▸ **Given task**
Quote all of the data below exactly, please.

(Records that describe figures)
════
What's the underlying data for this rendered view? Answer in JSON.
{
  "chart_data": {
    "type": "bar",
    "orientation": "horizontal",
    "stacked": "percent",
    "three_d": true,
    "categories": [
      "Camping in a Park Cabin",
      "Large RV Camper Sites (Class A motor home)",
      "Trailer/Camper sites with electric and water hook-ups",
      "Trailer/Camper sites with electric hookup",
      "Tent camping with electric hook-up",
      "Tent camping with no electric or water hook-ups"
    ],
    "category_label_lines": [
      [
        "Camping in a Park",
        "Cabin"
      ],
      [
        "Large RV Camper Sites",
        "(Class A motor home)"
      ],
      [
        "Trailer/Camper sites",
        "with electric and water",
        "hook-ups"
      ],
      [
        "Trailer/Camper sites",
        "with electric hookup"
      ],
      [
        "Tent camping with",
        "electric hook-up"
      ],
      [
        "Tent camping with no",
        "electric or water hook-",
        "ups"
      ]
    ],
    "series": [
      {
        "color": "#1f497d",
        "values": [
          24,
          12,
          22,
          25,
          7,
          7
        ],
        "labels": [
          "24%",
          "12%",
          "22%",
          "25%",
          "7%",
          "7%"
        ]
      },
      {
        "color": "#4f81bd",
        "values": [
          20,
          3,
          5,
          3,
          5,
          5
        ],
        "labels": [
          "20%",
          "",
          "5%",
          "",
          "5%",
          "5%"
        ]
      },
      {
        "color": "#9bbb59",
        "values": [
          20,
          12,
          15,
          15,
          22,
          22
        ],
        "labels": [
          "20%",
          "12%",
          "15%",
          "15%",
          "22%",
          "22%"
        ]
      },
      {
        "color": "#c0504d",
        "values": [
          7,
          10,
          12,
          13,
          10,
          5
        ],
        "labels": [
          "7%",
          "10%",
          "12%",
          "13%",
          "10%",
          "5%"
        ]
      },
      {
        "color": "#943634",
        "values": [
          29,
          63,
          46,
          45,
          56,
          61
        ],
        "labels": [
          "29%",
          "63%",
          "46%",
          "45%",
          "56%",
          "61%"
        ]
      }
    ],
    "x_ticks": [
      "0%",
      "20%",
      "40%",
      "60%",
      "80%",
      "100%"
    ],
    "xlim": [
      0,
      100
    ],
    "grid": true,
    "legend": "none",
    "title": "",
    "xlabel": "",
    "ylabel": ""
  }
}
════
▸ **Task result**
What's the underlying data for this rendered view? Answer in JSON.
{
  "chart_data": {
    "type": "bar",
    "orientation": "horizontal",
    "stacked": "percent",
    "three_d": true,
    "categories": [
      "Camping in a Park Cabin",
      "Large RV Camper Sites (Class A motor home)",
      "Trailer/Camper sites with electric and water hook-ups",
      "Trailer/Camper sites with electric hookup",
      "Tent camping with electric hook-up",
      "Tent camping with no electric or water hook-ups"
    ],
    "category_label_lines": [
      [
        "Camping in a Park",
        "Cabin"
      ],
      [
        "Large RV Camper Sites",
        "(Class A motor home)"
      ],
      [
        "Trailer/Camper sites",
        "with electric and water",
        "hook-ups"
      ],
      [
        "Trailer/Camper sites",
        "with electric hookup"
      ],
      [
        "Tent camping with",
        "electric hook-up"
      ],
      [
        "Tent camping with no",
        "electric or water hook-",
        "ups"
      ]
    ],
    "series": [
      {
        "color": "#1f497d",
        "values": [
          24,
          12,
          22,
          25,
          7,
          7
        ],
        "labels": [
          "24%",
          "12%",
          "22%",
          "25%",
          "7%",
          "7%"
        ]
      },
      {
        "color": "#4f81bd",
        "values": [
          20,
          3,
          5,
          3,
          5,
          5
        ],
        "labels": [
          "20%",
          "",
          "5%",
          "",
          "5%",
          "5%"
        ]
      },
      {
        "color": "#9bbb59",
        "values": [
          20,
          12,
          15,
          15,
          22,
          22
        ],
        "labels": [
          "20%",
          "12%",
          "15%",
          "15%",
          "22%",
          "22%"
        ]
      },
      {
        "color": "#c0504d",
        "values": [
          7,
          10,
          12,
          13,
          10,
          5
        ],
        "labels": [
          "7%",
          "10%",
          "12%",
          "13%",
          "10%",
          "5%"
        ]
      },
      {
        "color": "#943634",
        "values": [
          29,
          63,
          46,
          45,
          56,
          61
        ],
        "labels": [
          "29%",
          "63%",
          "46%",
          "45%",
          "56%",
          "61%"
        ]
      }
    ],
    "x_ticks": [
      "0%",
      "20%",
      "40%",
      "60%",
      "80%",
      "100%"
    ],
    "xlim": [
      0,
      100
    ],
    "grid": true,
    "legend": "none",
    "title": "",
    "xlabel": "",
    "ylabel": ""
  }
}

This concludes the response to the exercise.